(Stored entries)
--------
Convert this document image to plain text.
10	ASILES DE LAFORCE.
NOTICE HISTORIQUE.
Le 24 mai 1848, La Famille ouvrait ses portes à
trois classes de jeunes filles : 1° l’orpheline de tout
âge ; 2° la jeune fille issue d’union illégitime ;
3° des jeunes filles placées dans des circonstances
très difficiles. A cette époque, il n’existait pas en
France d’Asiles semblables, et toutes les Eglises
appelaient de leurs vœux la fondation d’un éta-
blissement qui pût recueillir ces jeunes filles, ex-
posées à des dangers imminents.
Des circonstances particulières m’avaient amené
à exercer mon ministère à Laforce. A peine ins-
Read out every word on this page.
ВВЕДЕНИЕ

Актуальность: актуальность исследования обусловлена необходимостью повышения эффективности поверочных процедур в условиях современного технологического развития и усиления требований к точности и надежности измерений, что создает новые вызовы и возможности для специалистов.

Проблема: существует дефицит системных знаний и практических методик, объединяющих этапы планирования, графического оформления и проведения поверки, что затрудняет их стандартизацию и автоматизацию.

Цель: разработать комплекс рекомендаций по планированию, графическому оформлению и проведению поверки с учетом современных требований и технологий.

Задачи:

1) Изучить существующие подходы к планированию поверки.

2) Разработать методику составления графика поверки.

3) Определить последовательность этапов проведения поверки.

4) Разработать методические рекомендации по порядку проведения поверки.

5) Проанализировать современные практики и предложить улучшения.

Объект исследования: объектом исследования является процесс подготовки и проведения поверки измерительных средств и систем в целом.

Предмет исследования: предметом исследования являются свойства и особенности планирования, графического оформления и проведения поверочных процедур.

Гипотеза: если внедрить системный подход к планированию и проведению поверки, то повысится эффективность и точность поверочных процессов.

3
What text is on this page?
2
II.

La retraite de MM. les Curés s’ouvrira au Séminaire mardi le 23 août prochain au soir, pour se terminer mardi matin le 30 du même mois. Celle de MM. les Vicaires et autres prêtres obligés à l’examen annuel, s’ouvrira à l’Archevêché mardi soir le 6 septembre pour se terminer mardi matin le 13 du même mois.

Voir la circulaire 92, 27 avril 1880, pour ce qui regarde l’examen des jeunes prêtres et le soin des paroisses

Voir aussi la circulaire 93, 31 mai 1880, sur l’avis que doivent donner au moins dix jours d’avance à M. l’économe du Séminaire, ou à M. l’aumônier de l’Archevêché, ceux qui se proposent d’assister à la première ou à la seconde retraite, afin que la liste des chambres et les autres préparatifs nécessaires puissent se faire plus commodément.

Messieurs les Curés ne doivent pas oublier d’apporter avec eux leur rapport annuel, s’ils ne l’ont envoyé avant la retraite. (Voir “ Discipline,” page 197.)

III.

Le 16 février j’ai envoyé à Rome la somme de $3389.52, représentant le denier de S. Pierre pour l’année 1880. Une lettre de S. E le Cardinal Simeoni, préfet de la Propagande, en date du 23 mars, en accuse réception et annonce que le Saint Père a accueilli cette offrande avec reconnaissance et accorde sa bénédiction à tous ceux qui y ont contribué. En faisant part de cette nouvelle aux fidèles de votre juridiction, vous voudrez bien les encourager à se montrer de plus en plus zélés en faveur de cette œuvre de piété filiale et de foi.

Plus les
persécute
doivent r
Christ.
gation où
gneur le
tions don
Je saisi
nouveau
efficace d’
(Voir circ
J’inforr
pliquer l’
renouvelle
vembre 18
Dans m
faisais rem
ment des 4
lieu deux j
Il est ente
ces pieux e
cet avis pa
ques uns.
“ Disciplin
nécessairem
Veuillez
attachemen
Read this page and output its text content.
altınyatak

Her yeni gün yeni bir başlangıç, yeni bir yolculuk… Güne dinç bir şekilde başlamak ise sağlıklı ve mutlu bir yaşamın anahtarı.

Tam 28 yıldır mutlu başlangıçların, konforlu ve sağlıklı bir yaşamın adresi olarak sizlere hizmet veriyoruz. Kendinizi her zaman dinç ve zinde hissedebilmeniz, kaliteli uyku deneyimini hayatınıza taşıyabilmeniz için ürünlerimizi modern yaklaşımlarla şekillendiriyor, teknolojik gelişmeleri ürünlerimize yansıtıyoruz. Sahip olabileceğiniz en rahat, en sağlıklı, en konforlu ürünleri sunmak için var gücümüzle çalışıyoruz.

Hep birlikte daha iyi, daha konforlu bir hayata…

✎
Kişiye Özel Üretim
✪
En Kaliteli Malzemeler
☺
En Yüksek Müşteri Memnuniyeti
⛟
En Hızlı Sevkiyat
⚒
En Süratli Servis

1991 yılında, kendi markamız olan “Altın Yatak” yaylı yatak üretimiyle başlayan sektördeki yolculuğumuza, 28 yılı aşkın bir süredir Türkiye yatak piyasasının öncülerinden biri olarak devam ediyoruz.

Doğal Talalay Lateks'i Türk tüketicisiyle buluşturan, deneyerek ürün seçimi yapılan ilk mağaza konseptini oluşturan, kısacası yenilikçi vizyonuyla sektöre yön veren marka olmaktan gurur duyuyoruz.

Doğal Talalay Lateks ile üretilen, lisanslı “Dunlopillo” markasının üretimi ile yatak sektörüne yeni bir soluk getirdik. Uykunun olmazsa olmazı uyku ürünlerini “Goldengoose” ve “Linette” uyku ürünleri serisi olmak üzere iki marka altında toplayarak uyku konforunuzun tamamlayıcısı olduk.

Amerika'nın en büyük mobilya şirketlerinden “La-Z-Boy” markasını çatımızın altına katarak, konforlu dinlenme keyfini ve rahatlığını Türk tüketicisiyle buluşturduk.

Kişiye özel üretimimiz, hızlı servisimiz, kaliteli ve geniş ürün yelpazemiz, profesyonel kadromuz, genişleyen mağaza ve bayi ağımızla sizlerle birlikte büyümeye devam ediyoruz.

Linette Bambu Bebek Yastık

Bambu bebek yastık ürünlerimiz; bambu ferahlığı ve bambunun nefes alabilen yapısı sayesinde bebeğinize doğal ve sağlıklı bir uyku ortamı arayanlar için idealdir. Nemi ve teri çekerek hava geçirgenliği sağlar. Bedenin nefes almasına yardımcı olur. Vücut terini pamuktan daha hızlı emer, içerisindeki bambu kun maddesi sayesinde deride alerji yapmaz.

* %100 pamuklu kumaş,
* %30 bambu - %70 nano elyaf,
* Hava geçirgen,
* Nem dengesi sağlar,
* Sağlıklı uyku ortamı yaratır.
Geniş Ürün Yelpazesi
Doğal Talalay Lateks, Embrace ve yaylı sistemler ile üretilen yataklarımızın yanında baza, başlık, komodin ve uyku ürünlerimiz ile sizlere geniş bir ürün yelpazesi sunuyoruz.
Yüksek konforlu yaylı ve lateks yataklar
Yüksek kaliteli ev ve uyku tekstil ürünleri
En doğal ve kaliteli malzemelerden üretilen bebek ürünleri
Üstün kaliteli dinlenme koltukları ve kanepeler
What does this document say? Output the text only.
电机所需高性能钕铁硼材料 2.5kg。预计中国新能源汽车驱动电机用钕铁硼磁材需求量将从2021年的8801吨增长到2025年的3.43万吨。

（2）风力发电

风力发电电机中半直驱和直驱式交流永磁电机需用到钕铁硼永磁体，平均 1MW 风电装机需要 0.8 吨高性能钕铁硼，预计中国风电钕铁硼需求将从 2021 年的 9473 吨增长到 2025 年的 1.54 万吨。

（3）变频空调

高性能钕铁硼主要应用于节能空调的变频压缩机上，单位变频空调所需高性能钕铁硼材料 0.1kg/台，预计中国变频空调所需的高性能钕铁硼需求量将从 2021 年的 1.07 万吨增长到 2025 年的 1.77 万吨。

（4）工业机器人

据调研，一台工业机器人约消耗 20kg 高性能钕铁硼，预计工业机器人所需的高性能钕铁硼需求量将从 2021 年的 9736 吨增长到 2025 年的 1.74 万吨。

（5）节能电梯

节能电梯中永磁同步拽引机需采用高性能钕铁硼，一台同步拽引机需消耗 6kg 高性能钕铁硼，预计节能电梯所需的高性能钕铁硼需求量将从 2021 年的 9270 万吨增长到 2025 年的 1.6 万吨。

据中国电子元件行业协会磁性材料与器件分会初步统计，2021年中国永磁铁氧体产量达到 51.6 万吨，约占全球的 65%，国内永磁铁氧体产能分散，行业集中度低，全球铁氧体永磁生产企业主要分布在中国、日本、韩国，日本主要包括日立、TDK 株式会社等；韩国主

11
--------
GIVEN PROBLEM - Copy exactly the lines of the listing above, beginning at the line with "What does this" and ending at its final line; write out nothing else.

SOLUTION TO THE EXERCISE -
What does this document say? Output the text only.
电机所需高性能钕铁硼材料 2.5kg。预计中国新能源汽车驱动电机用钕铁硼磁材需求量将从2021年的8801吨增长到2025年的3.43万吨。

（2）风力发电

风力发电电机中半直驱和直驱式交流永磁电机需用到钕铁硼永磁体，平均 1MW 风电装机需要 0.8 吨高性能钕铁硼，预计中国风电钕铁硼需求将从 2021 年的 9473 吨增长到 2025 年的 1.54 万吨。

（3）变频空调

高性能钕铁硼主要应用于节能空调的变频压缩机上，单位变频空调所需高性能钕铁硼材料 0.1kg/台，预计中国变频空调所需的高性能钕铁硼需求量将从 2021 年的 1.07 万吨增长到 2025 年的 1.77 万吨。

（4）工业机器人

据调研，一台工业机器人约消耗 20kg 高性能钕铁硼，预计工业机器人所需的高性能钕铁硼需求量将从 2021 年的 9736 吨增长到 2025 年的 1.74 万吨。

（5）节能电梯

节能电梯中永磁同步拽引机需采用高性能钕铁硼，一台同步拽引机需消耗 6kg 高性能钕铁硼，预计节能电梯所需的高性能钕铁硼需求量将从 2021 年的 9270 万吨增长到 2025 年的 1.6 万吨。

据中国电子元件行业协会磁性材料与器件分会初步统计，2021年中国永磁铁氧体产量达到 51.6 万吨，约占全球的 65%，国内永磁铁氧体产能分散，行业集中度低，全球铁氧体永磁生产企业主要分布在中国、日本、韩国，日本主要包括日立、TDK 株式会社等；韩国主

11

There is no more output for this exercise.